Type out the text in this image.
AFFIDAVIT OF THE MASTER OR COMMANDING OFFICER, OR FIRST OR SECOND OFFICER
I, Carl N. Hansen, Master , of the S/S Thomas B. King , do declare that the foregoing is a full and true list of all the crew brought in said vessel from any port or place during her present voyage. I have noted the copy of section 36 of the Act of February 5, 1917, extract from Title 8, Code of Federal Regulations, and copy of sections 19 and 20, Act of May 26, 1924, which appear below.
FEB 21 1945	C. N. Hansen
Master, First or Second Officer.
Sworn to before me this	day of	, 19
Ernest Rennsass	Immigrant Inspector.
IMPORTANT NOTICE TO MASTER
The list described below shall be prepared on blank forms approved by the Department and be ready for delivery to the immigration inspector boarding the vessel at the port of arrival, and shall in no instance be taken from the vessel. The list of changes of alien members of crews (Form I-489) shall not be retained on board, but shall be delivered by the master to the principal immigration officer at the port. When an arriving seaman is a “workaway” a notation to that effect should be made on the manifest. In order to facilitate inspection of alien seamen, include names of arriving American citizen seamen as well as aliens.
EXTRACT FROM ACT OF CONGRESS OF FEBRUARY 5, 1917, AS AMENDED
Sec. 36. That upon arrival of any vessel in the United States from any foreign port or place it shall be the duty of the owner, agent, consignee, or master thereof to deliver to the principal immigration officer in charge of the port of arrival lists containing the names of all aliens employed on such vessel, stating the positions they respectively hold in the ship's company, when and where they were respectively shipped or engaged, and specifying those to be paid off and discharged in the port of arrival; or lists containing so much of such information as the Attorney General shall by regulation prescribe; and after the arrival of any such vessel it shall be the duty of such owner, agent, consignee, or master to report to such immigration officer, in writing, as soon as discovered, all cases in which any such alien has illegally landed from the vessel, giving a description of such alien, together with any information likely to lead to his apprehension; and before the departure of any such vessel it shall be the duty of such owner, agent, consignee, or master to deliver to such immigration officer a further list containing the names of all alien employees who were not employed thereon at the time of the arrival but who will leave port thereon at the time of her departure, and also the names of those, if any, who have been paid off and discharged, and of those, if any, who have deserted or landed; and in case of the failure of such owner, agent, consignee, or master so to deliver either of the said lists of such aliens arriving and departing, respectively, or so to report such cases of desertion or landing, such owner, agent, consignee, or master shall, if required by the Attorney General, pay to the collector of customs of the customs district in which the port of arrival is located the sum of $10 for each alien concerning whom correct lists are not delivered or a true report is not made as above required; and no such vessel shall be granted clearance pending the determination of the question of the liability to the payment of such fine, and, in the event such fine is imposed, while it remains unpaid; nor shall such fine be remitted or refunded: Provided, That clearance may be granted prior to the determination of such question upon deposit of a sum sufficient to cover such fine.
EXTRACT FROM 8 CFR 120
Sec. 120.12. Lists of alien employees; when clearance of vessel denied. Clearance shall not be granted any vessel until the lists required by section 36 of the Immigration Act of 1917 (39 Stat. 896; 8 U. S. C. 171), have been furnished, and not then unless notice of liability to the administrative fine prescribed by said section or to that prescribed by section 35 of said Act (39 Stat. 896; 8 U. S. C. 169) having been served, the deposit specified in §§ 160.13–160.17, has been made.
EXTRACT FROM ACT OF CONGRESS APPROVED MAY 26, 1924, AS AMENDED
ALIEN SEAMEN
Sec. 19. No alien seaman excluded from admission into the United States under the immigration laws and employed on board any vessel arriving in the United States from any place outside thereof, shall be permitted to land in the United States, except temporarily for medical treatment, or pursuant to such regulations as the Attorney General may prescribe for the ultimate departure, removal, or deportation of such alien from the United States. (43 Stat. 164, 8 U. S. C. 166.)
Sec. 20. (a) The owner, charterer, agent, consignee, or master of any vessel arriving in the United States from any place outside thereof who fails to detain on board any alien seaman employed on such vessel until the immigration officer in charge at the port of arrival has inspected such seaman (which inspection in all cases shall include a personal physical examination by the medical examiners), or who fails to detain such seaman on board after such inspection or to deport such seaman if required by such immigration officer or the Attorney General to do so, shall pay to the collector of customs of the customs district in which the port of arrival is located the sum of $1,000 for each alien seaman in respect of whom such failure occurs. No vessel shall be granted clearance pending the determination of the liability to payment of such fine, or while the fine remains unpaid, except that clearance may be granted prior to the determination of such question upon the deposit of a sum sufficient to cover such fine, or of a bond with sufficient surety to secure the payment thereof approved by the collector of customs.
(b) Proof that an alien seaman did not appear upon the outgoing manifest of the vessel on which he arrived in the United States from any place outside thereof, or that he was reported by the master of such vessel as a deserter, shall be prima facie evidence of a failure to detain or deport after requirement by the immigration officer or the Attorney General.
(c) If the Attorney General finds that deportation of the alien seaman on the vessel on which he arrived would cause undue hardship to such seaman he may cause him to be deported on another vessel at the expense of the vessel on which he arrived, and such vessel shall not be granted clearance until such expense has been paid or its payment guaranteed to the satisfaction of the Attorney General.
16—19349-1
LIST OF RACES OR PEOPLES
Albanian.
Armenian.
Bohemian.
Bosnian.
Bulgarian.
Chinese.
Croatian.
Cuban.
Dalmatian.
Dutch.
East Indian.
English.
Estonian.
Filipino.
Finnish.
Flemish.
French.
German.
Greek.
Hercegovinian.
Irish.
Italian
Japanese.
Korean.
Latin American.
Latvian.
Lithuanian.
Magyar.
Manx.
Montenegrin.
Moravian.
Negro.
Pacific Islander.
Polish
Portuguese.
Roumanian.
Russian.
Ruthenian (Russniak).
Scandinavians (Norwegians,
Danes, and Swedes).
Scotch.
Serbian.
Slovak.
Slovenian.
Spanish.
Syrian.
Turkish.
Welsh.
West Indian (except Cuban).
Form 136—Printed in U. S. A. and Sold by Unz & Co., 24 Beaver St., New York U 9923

::::::::

| YOUR INSTRUCTIONS |
Go through the entries above and pull out each line with "manifest" in it.

| THE ANSWER |
The list described below shall be prepared on blank forms approved by the Department and be ready for delivery to the immigration inspector boarding the vessel at the port of arrival, and shall in no instance be taken from the vessel. The list of changes of alien members of crews (Form I-489) shall not be retained on board, but shall be delivered by the master to the principal immigration officer at the port. When an arriving seaman is a “workaway” a notation to that effect should be made on the manifest. In order to facilitate inspection of alien seamen, include names of arriving American citizen seamen as well as aliens.
(b) Proof that an alien seaman did not appear upon the outgoing manifest of the vessel on which he arrived in the United States from any place outside thereof, or that he was reported by the master of such vessel as a deserter, shall be prima facie evidence of a failure to detain or deport after requirement by the immigration officer or the Attorney General.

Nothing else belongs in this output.